# Stated goal
Your task is to output the data exactly as it stands.

******

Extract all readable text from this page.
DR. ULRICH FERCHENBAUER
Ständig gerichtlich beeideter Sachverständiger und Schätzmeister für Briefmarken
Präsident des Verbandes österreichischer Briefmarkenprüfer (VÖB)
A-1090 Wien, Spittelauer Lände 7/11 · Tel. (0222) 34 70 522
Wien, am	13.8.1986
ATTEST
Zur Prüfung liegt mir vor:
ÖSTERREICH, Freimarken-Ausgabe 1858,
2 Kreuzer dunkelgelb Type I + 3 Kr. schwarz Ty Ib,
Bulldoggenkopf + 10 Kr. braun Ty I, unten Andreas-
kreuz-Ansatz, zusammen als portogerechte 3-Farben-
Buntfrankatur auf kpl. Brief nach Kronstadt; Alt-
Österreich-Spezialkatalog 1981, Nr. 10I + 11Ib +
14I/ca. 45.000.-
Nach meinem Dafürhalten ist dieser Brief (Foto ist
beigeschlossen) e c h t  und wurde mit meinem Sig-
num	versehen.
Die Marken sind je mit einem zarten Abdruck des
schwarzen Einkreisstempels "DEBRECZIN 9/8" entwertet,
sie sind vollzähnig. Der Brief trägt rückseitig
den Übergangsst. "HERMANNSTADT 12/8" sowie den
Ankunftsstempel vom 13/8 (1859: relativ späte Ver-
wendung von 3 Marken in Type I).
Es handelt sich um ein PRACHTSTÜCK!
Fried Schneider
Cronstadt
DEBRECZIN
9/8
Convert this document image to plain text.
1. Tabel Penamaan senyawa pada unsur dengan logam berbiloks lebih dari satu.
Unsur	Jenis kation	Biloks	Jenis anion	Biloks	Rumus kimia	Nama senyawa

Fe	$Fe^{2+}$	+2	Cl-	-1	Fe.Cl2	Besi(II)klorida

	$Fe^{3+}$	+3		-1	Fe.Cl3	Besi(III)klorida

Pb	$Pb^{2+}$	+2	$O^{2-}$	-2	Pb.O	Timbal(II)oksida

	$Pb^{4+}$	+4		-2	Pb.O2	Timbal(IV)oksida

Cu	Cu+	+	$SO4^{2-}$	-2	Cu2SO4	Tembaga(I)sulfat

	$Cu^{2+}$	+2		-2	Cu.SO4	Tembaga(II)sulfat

******

# Result
Extract all readable text from this page.
DR. ULRICH FERCHENBAUER
Ständig gerichtlich beeideter Sachverständiger und Schätzmeister für Briefmarken
Präsident des Verbandes österreichischer Briefmarkenprüfer (VÖB)
A-1090 Wien, Spittelauer Lände 7/11 · Tel. (0222) 34 70 522
Wien, am	13.8.1986
ATTEST
Zur Prüfung liegt mir vor:
ÖSTERREICH, Freimarken-Ausgabe 1858,
2 Kreuzer dunkelgelb Type I + 3 Kr. schwarz Ty Ib,
Bulldoggenkopf + 10 Kr. braun Ty I, unten Andreas-
kreuz-Ansatz, zusammen als portogerechte 3-Farben-
Buntfrankatur auf kpl. Brief nach Kronstadt; Alt-
Österreich-Spezialkatalog 1981, Nr. 10I + 11Ib +
14I/ca. 45.000.-
Nach meinem Dafürhalten ist dieser Brief (Foto ist
beigeschlossen) e c h t  und wurde mit meinem Sig-
num	versehen.
Die Marken sind je mit einem zarten Abdruck des
schwarzen Einkreisstempels "DEBRECZIN 9/8" entwertet,
sie sind vollzähnig. Der Brief trägt rückseitig
den Übergangsst. "HERMANNSTADT 12/8" sowie den
Ankunftsstempel vom 13/8 (1859: relativ späte Ver-
wendung von 3 Marken in Type I).
Es handelt sich um ein PRACHTSTÜCK!
Fried Schneider
Cronstadt
DEBRECZIN
9/8
Convert this document image to plain text.
1. Tabel Penamaan senyawa pada unsur dengan logam berbiloks lebih dari satu.
Unsur	Jenis kation	Biloks	Jenis anion	Biloks	Rumus kimia	Nama senyawa

Fe	$Fe^{2+}$	+2	Cl-	-1	Fe.Cl2	Besi(II)klorida

	$Fe^{3+}$	+3		-1	Fe.Cl3	Besi(III)klorida

Pb	$Pb^{2+}$	+2	$O^{2-}$	-2	Pb.O	Timbal(II)oksida

	$Pb^{4+}$	+4		-2	Pb.O2	Timbal(IV)oksida

Cu	Cu+	+	$SO4^{2-}$	-2	Cu2SO4	Tembaga(I)sulfat

	$Cu^{2+}$	+2		-2	Cu.SO4	Tembaga(II)sulfat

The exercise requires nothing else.